● Text passage
Officials hash out Kekaha landfill ideas
Amidst calls by Kekaha residents for the county to integrate a solid waste management plan and to find a new landfill, county officials said their priority is to expand the Kekaha Landfill before it reaches its capacity by 2009.
Without approval of the plan by the state Department of Health, the county will have no choice but to shut down the landfill, opening the way for a public health hazard and imposition of stiff fines, Mayor Bryan Baptiste and other county officials said.
Baptiste, County Engineer Donald Fujimoto and Solid Waste Program Administrator Troy Tanigawa voiced those concerns during a Thursday meeting at the Waimea Neighborhood Center on a draft environmental assessment on the proposed expansion.
Kaua‘i County Councilman Mel Rapozo said he was worried the public’s concerns might not be included in the final environmental study.
He urged the 50 or so audience members at the meeting hosted by the county and Earth Tech, a Honolulu consultant, to submit written comments or e-mails to the consultant before a 30-day public comment period ends Aug. 24.
Baptiste said he sympathizes with those concerns, but said the county doesn’t have the luxury of time, not with a January 2009 deadline looming for the opening of the expanded landfill.

● Dataset section

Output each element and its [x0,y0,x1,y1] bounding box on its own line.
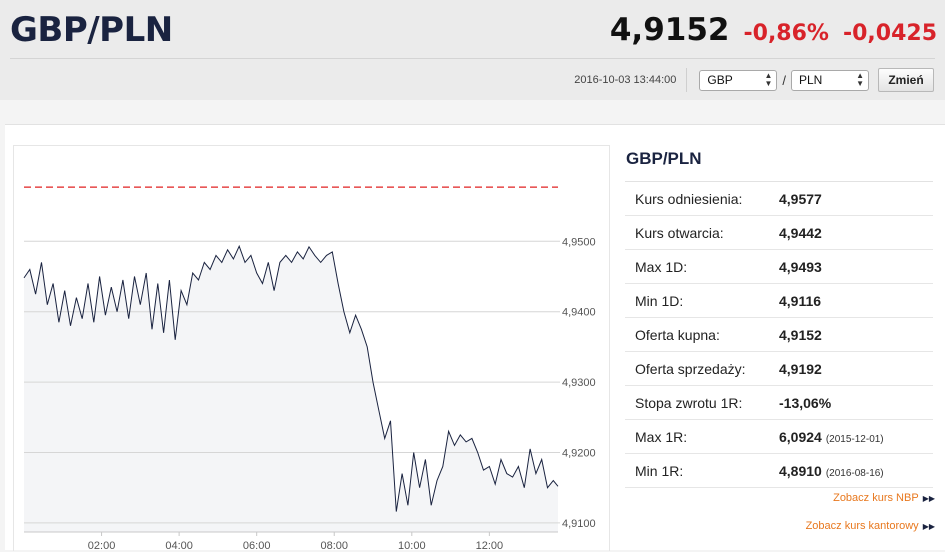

● Work instructions
**a.** In the Kekaha landfill article, on what date does the 30-day public comment period end?
**b.** Print the Kekaha landfill article word for word, starting with "Without approval of" and going on through "final environmental study.".

● In response
**a.** Aug. 24

**b.**
Without approval of the plan by the state Department of Health, the county will have no choice but to shut down the landfill, opening the way for a public health hazard and imposition of stiff fines, Mayor Bryan Baptiste and other county officials said.
Baptiste, County Engineer Donald Fujimoto and Solid Waste Program Administrator Troy Tanigawa voiced those concerns during a Thursday meeting at the Waimea Neighborhood Center on a draft environmental assessment on the proposed expansion.
Kaua‘i County Councilman Mel Rapozo said he was worried the public’s concerns might not be included in the final environmental study.